▸ WRITTEN REQUEST: Lines that include the word "will" are the ones to copy.

▸ WORKING DATA:
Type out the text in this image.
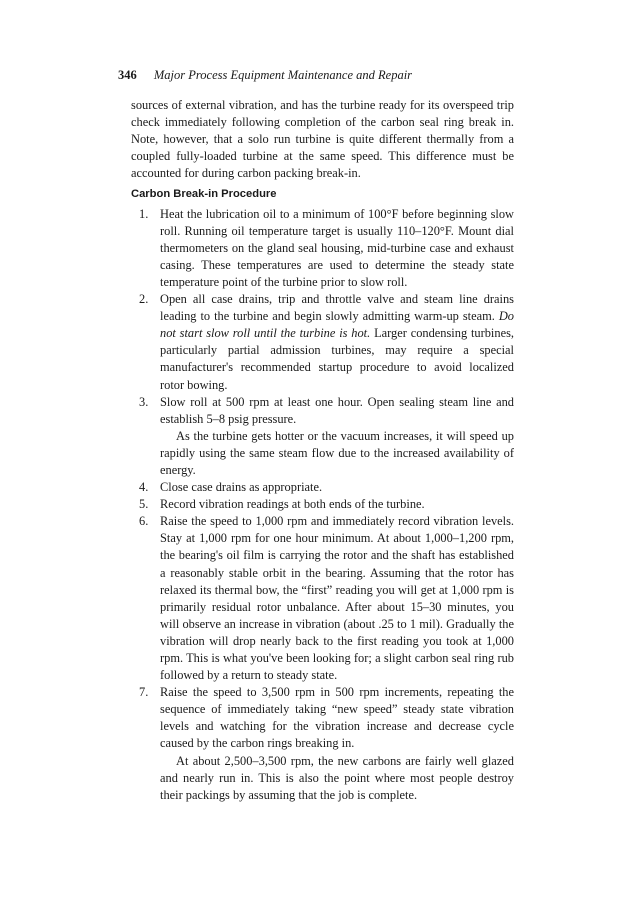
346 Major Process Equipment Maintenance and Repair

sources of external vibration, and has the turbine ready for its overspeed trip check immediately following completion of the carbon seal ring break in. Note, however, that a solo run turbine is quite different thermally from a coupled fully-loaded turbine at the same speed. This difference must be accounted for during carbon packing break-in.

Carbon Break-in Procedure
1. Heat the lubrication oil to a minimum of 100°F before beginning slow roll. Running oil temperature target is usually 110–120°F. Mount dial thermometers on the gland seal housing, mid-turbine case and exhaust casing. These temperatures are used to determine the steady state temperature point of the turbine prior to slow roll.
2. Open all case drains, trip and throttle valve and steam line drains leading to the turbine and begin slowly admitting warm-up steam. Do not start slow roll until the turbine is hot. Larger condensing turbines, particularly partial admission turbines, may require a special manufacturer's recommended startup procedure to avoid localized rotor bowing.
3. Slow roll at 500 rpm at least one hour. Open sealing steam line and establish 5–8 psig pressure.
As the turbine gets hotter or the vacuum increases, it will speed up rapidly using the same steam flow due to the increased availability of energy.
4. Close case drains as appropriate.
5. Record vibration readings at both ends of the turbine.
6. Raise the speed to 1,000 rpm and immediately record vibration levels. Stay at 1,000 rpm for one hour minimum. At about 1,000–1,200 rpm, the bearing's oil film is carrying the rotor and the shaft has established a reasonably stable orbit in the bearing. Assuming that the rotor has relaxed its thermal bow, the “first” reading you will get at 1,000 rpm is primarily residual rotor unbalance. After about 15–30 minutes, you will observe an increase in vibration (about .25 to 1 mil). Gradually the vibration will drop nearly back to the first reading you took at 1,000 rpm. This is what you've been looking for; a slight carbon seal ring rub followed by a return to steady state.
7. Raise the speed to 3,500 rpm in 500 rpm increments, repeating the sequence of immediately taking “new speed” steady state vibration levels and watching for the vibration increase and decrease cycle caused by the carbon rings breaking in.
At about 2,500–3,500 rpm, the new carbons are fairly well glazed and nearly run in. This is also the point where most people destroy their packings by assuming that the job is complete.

▸ CORRECT ANSWER:
As the turbine gets hotter or the vacuum increases, it will speed up rapidly using the same steam flow due to the increased availability of energy.
6. Raise the speed to 1,000 rpm and immediately record vibration levels. Stay at 1,000 rpm for one hour minimum. At about 1,000–1,200 rpm, the bearing's oil film is carrying the rotor and the shaft has established a reasonably stable orbit in the bearing. Assuming that the rotor has relaxed its thermal bow, the “first” reading you will get at 1,000 rpm is primarily residual rotor unbalance. After about 15–30 minutes, you will observe an increase in vibration (about .25 to 1 mil). Gradually the vibration will drop nearly back to the first reading you took at 1,000 rpm. This is what you've been looking for; a slight carbon seal ring rub followed by a return to steady state.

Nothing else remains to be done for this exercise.